[Begin]

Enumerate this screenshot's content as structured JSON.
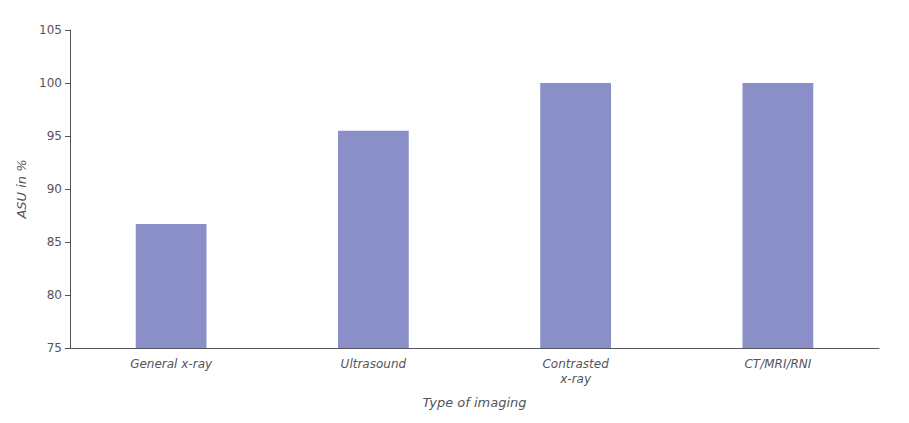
{
  "chart_data": {
    "type": "bar",
    "categories": [
      "General x-ray",
      "Ultrasound",
      "Contrasted\nx-ray",
      "CT/MRI/RNI"
    ],
    "values": [
      86.7,
      95.5,
      100.0,
      100.0
    ],
    "color": "#8b8fc8",
    "xlabel": "Type of imaging",
    "ylabel": "ASU in %",
    "ylim": [
      75,
      105
    ],
    "yticks": [
      75,
      80,
      85,
      90,
      95,
      100,
      105
    ],
    "grid": false
  }
}
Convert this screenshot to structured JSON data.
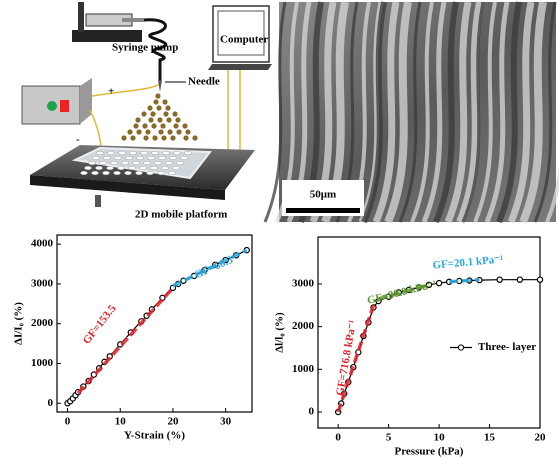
{
  "diagram": {
    "syringe": "Syringe pump",
    "needle": "Needle",
    "computer": "Computer",
    "platform": "2D mobile platform",
    "plus": "+",
    "minus": "-"
  },
  "image": {
    "scale_bar": "50μm"
  },
  "chart_data": [
    {
      "type": "line",
      "xlabel": "Y-Strain (%)",
      "ylabel": "ΔI/I₀ (%)",
      "x": [
        0,
        0.5,
        1,
        1.5,
        2,
        3,
        4,
        5,
        6,
        7,
        8,
        10,
        12,
        14,
        15,
        16,
        18,
        20,
        21,
        22,
        24,
        26,
        28,
        30,
        32,
        34
      ],
      "series": [
        {
          "color": "#000000",
          "values": [
            0,
            50,
            120,
            200,
            280,
            420,
            560,
            720,
            880,
            1040,
            1180,
            1480,
            1780,
            2060,
            2200,
            2360,
            2650,
            2900,
            3000,
            3080,
            3200,
            3350,
            3480,
            3600,
            3720,
            3850
          ]
        }
      ],
      "fits": [
        {
          "label": "GF=153.5",
          "color": "#e8202a",
          "x": [
            2,
            20
          ],
          "values": [
            250,
            2900
          ]
        },
        {
          "label": "GF=60.3",
          "color": "#29a8e0",
          "x": [
            20,
            34
          ],
          "values": [
            2950,
            3850
          ]
        }
      ],
      "xlim": [
        -2,
        35
      ],
      "ylim": [
        -220,
        4230
      ],
      "xticks": [
        0,
        10,
        20,
        30
      ],
      "yticks": [
        0,
        1000,
        2000,
        3000,
        4000
      ]
    },
    {
      "type": "line",
      "xlabel": "Pressure (kPa)",
      "ylabel": "Δl/l₀ (%)",
      "x": [
        0,
        0.3,
        0.6,
        1,
        1.5,
        2,
        2.5,
        3,
        3.5,
        4,
        5,
        6,
        7,
        8,
        9,
        10,
        11,
        12,
        13,
        14,
        16,
        18,
        20
      ],
      "series": [
        {
          "name": "Three- layer",
          "color": "#000000",
          "values": [
            0,
            200,
            430,
            700,
            1050,
            1400,
            1780,
            2100,
            2450,
            2600,
            2700,
            2800,
            2860,
            2920,
            2980,
            3020,
            3050,
            3070,
            3080,
            3090,
            3100,
            3100,
            3100
          ]
        }
      ],
      "fits": [
        {
          "label": "GF=716.8 kPa⁻¹",
          "color": "#e8202a",
          "x": [
            0,
            3.5
          ],
          "values": [
            0,
            2500
          ]
        },
        {
          "label": "GF=80.8 kPa⁻¹",
          "color": "#5e9a2e",
          "x": [
            4,
            9
          ],
          "values": [
            2650,
            2980
          ]
        },
        {
          "label": "GF=20.1 kPa⁻¹",
          "color": "#29a8e0",
          "x": [
            11,
            14
          ],
          "values": [
            3050,
            3100
          ]
        }
      ],
      "legend": "right",
      "xlim": [
        -2,
        20
      ],
      "ylim": [
        -375,
        4100
      ],
      "xticks": [
        0,
        5,
        10,
        15,
        20
      ],
      "yticks": [
        0,
        1000,
        2000,
        3000
      ]
    }
  ]
}
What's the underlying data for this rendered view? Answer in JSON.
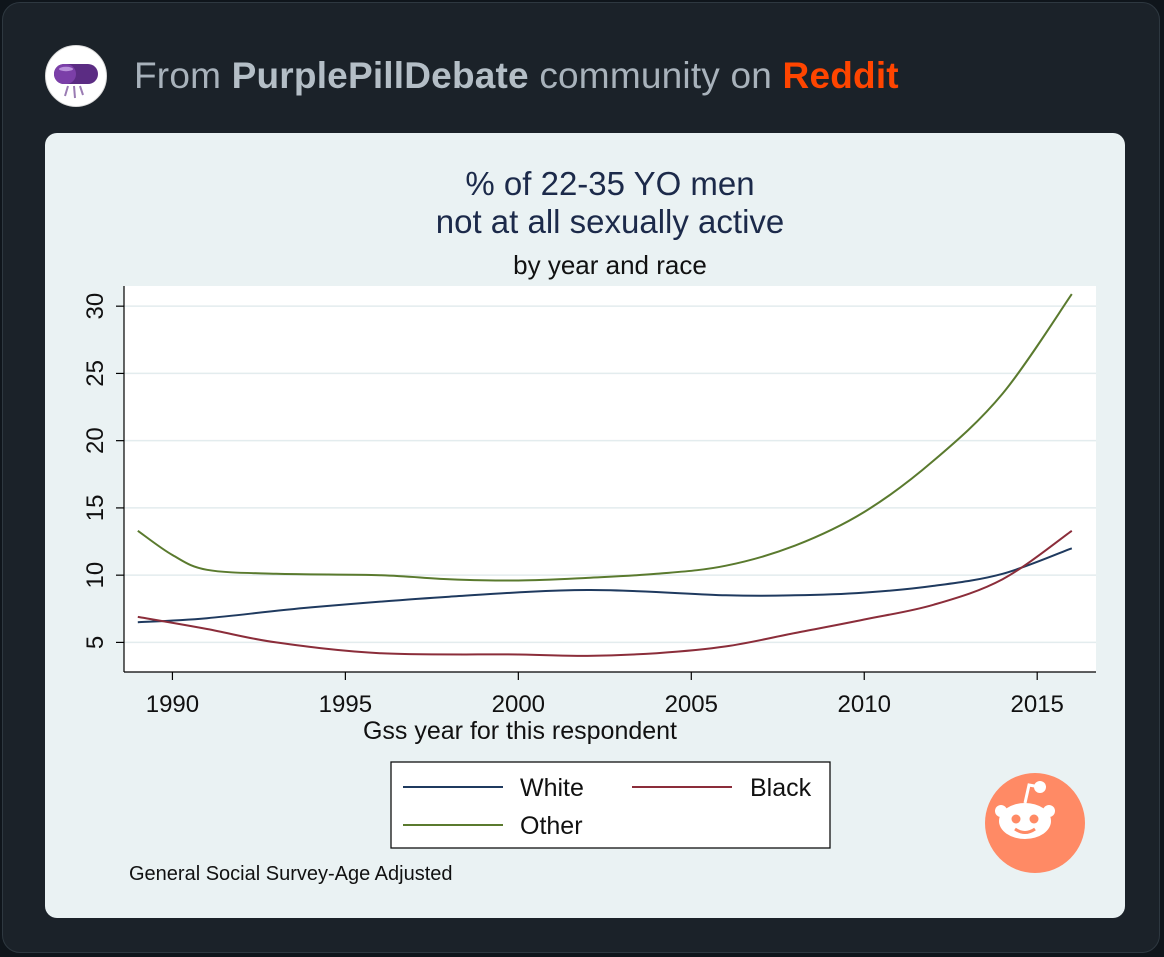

[End]

• _THE PROBLEM_: The word "screenshot" may turn up on some lines of these records; say how many, with no other words.

• _THE RESULT_: 2